-- START RECORDS FOR THE TASK --
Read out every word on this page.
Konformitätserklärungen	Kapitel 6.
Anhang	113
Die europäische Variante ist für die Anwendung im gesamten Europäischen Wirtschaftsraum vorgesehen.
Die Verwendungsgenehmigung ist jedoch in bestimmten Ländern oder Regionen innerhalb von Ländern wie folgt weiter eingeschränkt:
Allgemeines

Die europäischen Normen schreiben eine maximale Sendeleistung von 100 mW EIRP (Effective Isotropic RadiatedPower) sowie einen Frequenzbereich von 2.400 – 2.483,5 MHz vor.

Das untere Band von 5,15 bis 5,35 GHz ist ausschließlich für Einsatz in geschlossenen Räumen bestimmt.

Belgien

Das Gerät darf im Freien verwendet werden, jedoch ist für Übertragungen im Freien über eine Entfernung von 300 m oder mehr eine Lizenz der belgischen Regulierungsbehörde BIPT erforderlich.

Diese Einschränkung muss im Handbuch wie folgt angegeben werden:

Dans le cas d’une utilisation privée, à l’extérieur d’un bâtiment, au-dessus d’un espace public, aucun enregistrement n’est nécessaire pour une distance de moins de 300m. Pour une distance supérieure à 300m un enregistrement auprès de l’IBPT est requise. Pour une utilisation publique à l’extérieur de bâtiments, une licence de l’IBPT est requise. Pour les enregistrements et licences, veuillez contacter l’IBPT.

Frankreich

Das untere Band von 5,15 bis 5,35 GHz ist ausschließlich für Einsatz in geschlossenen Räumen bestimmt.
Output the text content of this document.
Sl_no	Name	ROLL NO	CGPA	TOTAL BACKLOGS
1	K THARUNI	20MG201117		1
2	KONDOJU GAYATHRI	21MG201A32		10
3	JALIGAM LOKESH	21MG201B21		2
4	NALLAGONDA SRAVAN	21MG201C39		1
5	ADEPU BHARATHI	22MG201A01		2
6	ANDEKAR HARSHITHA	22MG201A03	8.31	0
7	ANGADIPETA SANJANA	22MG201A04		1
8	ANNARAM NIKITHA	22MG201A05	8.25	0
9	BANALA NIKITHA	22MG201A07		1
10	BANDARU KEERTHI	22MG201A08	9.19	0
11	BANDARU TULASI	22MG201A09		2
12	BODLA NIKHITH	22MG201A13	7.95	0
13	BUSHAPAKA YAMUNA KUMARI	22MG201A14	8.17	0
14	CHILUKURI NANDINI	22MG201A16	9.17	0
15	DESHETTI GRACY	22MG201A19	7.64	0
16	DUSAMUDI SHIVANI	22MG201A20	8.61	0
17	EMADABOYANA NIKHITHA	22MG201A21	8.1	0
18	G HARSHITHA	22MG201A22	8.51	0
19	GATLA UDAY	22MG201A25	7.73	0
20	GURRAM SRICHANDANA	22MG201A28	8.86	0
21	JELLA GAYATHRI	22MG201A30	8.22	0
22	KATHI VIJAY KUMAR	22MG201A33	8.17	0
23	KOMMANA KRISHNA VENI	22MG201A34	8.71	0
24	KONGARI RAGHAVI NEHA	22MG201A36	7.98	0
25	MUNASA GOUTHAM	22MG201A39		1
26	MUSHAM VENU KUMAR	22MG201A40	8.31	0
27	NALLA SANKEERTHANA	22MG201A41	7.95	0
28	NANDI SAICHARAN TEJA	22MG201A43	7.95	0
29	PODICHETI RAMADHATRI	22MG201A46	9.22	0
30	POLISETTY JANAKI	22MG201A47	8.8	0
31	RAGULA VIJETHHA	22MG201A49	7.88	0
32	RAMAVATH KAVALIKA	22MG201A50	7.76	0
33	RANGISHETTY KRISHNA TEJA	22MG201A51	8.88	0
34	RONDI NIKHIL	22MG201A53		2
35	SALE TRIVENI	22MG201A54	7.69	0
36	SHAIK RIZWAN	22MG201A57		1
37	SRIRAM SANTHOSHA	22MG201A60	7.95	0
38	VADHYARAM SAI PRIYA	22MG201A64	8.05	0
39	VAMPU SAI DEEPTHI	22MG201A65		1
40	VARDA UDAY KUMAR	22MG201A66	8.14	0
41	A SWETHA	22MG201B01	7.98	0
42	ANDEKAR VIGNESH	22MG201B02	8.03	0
-- END RECORDS FOR THE TASK --
REQUIRED WORK | Print every record above exactly as written.

EXPECTED ANSWER |
Read out every word on this page.
Konformitätserklärungen	Kapitel 6.
Anhang	113
Die europäische Variante ist für die Anwendung im gesamten Europäischen Wirtschaftsraum vorgesehen.
Die Verwendungsgenehmigung ist jedoch in bestimmten Ländern oder Regionen innerhalb von Ländern wie folgt weiter eingeschränkt:
Allgemeines

Die europäischen Normen schreiben eine maximale Sendeleistung von 100 mW EIRP (Effective Isotropic RadiatedPower) sowie einen Frequenzbereich von 2.400 – 2.483,5 MHz vor.

Das untere Band von 5,15 bis 5,35 GHz ist ausschließlich für Einsatz in geschlossenen Räumen bestimmt.

Belgien

Das Gerät darf im Freien verwendet werden, jedoch ist für Übertragungen im Freien über eine Entfernung von 300 m oder mehr eine Lizenz der belgischen Regulierungsbehörde BIPT erforderlich.

Diese Einschränkung muss im Handbuch wie folgt angegeben werden:

Dans le cas d’une utilisation privée, à l’extérieur d’un bâtiment, au-dessus d’un espace public, aucun enregistrement n’est nécessaire pour une distance de moins de 300m. Pour une distance supérieure à 300m un enregistrement auprès de l’IBPT est requise. Pour une utilisation publique à l’extérieur de bâtiments, une licence de l’IBPT est requise. Pour les enregistrements et licences, veuillez contacter l’IBPT.

Frankreich

Das untere Band von 5,15 bis 5,35 GHz ist ausschließlich für Einsatz in geschlossenen Räumen bestimmt.
Output the text content of this document.
Sl_no	Name	ROLL NO	CGPA	TOTAL BACKLOGS
1	K THARUNI	20MG201117		1
2	KONDOJU GAYATHRI	21MG201A32		10
3	JALIGAM LOKESH	21MG201B21		2
4	NALLAGONDA SRAVAN	21MG201C39		1
5	ADEPU BHARATHI	22MG201A01		2
6	ANDEKAR HARSHITHA	22MG201A03	8.31	0
7	ANGADIPETA SANJANA	22MG201A04		1
8	ANNARAM NIKITHA	22MG201A05	8.25	0
9	BANALA NIKITHA	22MG201A07		1
10	BANDARU KEERTHI	22MG201A08	9.19	0
11	BANDARU TULASI	22MG201A09		2
12	BODLA NIKHITH	22MG201A13	7.95	0
13	BUSHAPAKA YAMUNA KUMARI	22MG201A14	8.17	0
14	CHILUKURI NANDINI	22MG201A16	9.17	0
15	DESHETTI GRACY	22MG201A19	7.64	0
16	DUSAMUDI SHIVANI	22MG201A20	8.61	0
17	EMADABOYANA NIKHITHA	22MG201A21	8.1	0
18	G HARSHITHA	22MG201A22	8.51	0
19	GATLA UDAY	22MG201A25	7.73	0
20	GURRAM SRICHANDANA	22MG201A28	8.86	0
21	JELLA GAYATHRI	22MG201A30	8.22	0
22	KATHI VIJAY KUMAR	22MG201A33	8.17	0
23	KOMMANA KRISHNA VENI	22MG201A34	8.71	0
24	KONGARI RAGHAVI NEHA	22MG201A36	7.98	0
25	MUNASA GOUTHAM	22MG201A39		1
26	MUSHAM VENU KUMAR	22MG201A40	8.31	0
27	NALLA SANKEERTHANA	22MG201A41	7.95	0
28	NANDI SAICHARAN TEJA	22MG201A43	7.95	0
29	PODICHETI RAMADHATRI	22MG201A46	9.22	0
30	POLISETTY JANAKI	22MG201A47	8.8	0
31	RAGULA VIJETHHA	22MG201A49	7.88	0
32	RAMAVATH KAVALIKA	22MG201A50	7.76	0
33	RANGISHETTY KRISHNA TEJA	22MG201A51	8.88	0
34	RONDI NIKHIL	22MG201A53		2
35	SALE TRIVENI	22MG201A54	7.69	0
36	SHAIK RIZWAN	22MG201A57		1
37	SRIRAM SANTHOSHA	22MG201A60	7.95	0
38	VADHYARAM SAI PRIYA	22MG201A64	8.05	0
39	VAMPU SAI DEEPTHI	22MG201A65		1
40	VARDA UDAY KUMAR	22MG201A66	8.14	0
41	A SWETHA	22MG201B01	7.98	0
42	ANDEKAR VIGNESH	22MG201B02	8.03	0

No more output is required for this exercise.